▶ **Written request**
Each line that holds the word "tempC" should be returned.

▶ **Records for processing**
= = =
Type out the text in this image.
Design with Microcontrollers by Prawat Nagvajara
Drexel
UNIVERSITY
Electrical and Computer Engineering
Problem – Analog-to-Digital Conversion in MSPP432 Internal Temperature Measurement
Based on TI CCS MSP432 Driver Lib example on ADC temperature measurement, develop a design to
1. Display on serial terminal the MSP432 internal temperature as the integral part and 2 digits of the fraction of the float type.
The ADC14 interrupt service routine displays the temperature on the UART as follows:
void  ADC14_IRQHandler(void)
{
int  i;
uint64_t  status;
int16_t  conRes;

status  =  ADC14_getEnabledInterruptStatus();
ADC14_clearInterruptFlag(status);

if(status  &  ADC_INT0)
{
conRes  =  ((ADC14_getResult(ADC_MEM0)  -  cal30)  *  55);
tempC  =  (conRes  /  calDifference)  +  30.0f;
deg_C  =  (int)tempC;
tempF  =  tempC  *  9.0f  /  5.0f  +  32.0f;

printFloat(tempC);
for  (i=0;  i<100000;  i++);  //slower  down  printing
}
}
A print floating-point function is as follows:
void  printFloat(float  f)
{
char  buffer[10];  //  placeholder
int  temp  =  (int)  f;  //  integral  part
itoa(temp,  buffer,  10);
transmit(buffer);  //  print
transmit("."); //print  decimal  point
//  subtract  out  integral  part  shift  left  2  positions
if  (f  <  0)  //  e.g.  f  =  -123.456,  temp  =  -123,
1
= = =
▶ **Task output**
tempC  =  (conRes  /  calDifference)  +  30.0f;
deg_C  =  (int)tempC;
tempF  =  tempC  *  9.0f  /  5.0f  +  32.0f;
printFloat(tempC);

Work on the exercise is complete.